Dataset entries:
※
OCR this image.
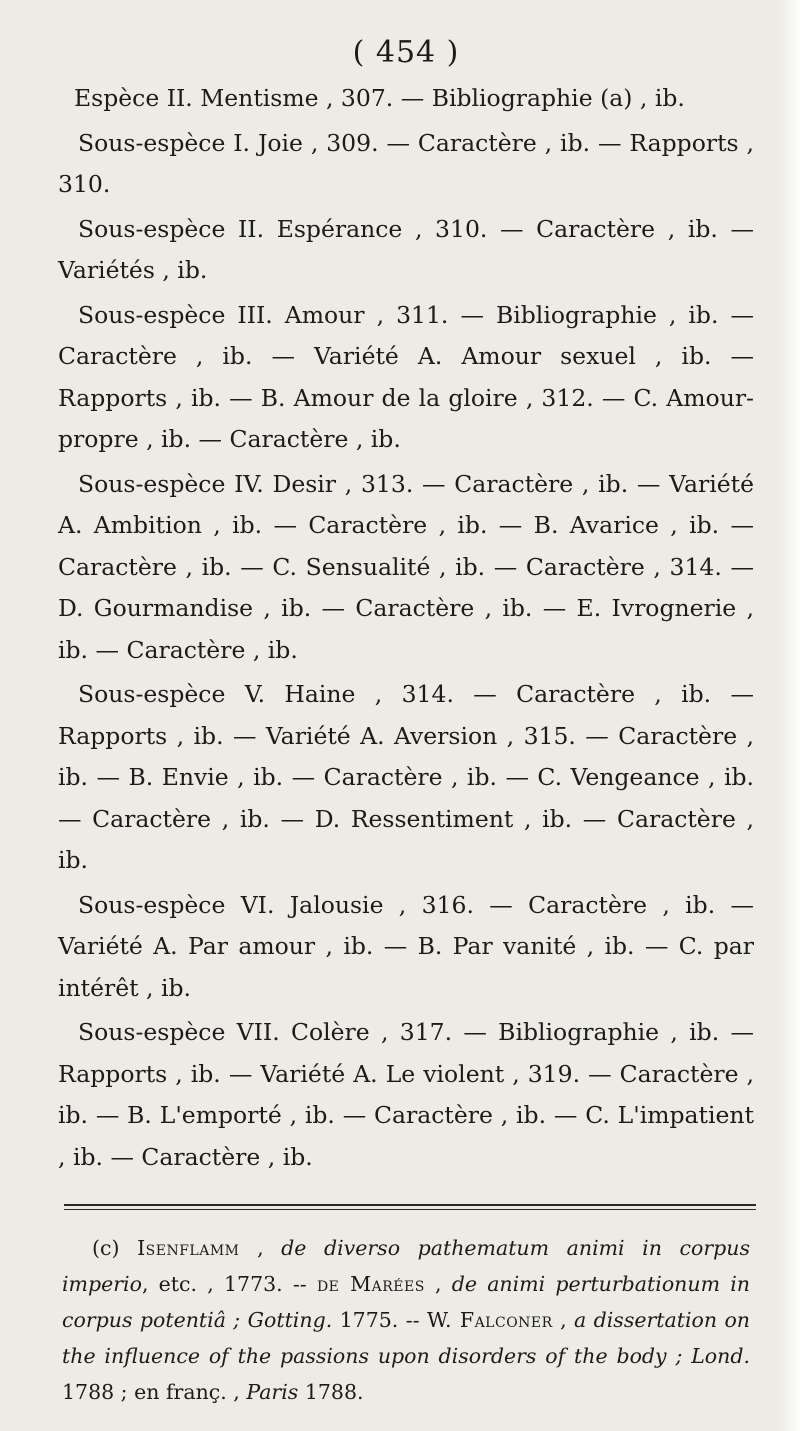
( 454 )

Espèce II. Mentisme , 307. — Bibliographie (a) , ib.

Sous-espèce I. Joie , 309. — Caractère , ib. — Rapports , 310.

Sous-espèce II. Espérance , 310. — Caractère , ib. — Variétés , ib.

Sous-espèce III. Amour , 311. — Bibliographie , ib. — Caractère , ib. — Variété A. Amour sexuel , ib. — Rapports , ib. — B. Amour de la gloire , 312. — C. Amour-propre , ib. — Caractère , ib.

Sous-espèce IV. Desir , 313. — Caractère , ib. — Variété A. Ambition , ib. — Caractère , ib. — B. Avarice , ib. — Caractère , ib. — C. Sensualité , ib. — Caractère , 314. — D. Gourmandise , ib. — Caractère , ib. — E. Ivrognerie , ib. — Caractère , ib.

Sous-espèce V. Haine , 314. — Caractère , ib. — Rapports , ib. — Variété A. Aversion , 315. — Caractère , ib. — B. Envie , ib. — Caractère , ib. — C. Vengeance , ib. — Caractère , ib. — D. Ressentiment , ib. — Caractère , ib.

Sous-espèce VI. Jalousie , 316. — Caractère , ib. — Variété A. Par amour , ib. — B. Par vanité , ib. — C. par intérêt , ib.

Sous-espèce VII. Colère , 317. — Bibliographie , ib. — Rapports , ib. — Variété A. Le violent , 319. — Caractère , ib. — B. L'emporté , ib. — Caractère , ib. — C. L'impatient , ib. — Caractère , ib.

(c) Isenflamm , de diverso pathematum animi in corpus imperio, etc. , 1773. -- de Marées , de animi perturbationum in corpus potentiâ ; Gotting. 1775. -- W. Falconer , a dissertation on the influence of the passions upon disorders of the body ; Lond. 1788 ; en franç. , Paris 1788.
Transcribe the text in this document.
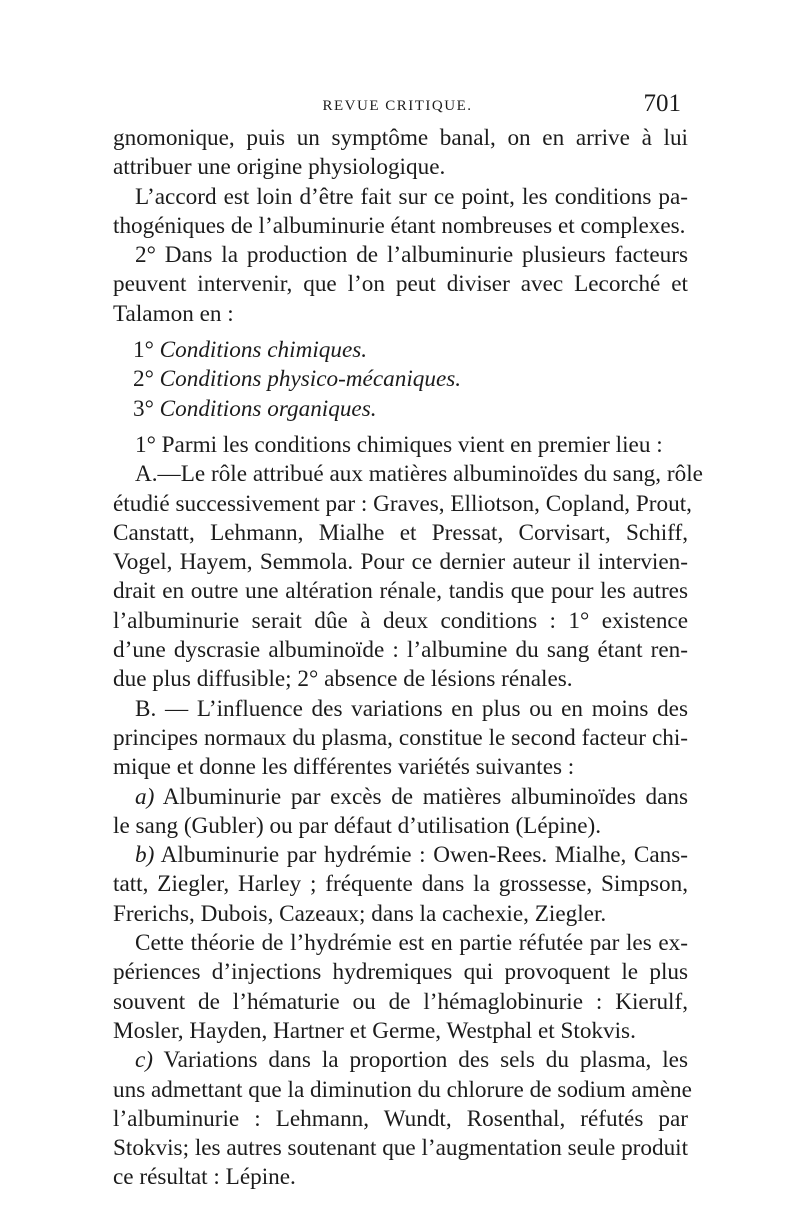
REVUE CRITIQUE.	701
gnomonique, puis un symptôme banal, on en arrive à lui
attribuer une origine physiologique.
L’accord est loin d’être fait sur ce point, les conditions pa-
thogéniques de l’albuminurie étant nombreuses et complexes.
2° Dans la production de l’albuminurie plusieurs facteurs
peuvent intervenir, que l’on peut diviser avec Lecorché et
Talamon en :
1° Conditions chimiques.
2° Conditions physico-mécaniques.
3° Conditions organiques.
1° Parmi les conditions chimiques vient en premier lieu :
A.—Le rôle attribué aux matières albuminoïdes du sang, rôle
étudié successivement par : Graves, Elliotson, Copland, Prout,
Canstatt, Lehmann, Mialhe et Pressat, Corvisart, Schiff,
Vogel, Hayem, Semmola. Pour ce dernier auteur il intervien-
drait en outre une altération rénale, tandis que pour les autres
l’albuminurie serait dûe à deux conditions : 1° existence
d’une dyscrasie albuminoïde : l’albumine du sang étant ren-
due plus diffusible; 2° absence de lésions rénales.
B. — L’influence des variations en plus ou en moins des
principes normaux du plasma, constitue le second facteur chi-
mique et donne les différentes variétés suivantes :
a) Albuminurie par excès de matières albuminoïdes dans
le sang (Gubler) ou par défaut d’utilisation (Lépine).
b) Albuminurie par hydrémie : Owen-Rees. Mialhe, Cans-
tatt, Ziegler, Harley ; fréquente dans la grossesse, Simpson,
Frerichs, Dubois, Cazeaux; dans la cachexie, Ziegler.
Cette théorie de l’hydrémie est en partie réfutée par les ex-
périences d’injections hydremiques qui provoquent le plus
souvent de l’hématurie ou de l’hémaglobinurie : Kierulf,
Mosler, Hayden, Hartner et Germe, Westphal et Stokvis.
c) Variations dans la proportion des sels du plasma, les
uns admettant que la diminution du chlorure de sodium amène
l’albuminurie : Lehmann, Wundt, Rosenthal, réfutés par
Stokvis; les autres soutenant que l’augmentation seule produit
ce résultat : Lépine.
※
• Set problem: Search the data above for the string "chimiques" and copy each line that has it.

• The response:
1° Conditions chimiques.
1° Parmi les conditions chimiques vient en premier lieu :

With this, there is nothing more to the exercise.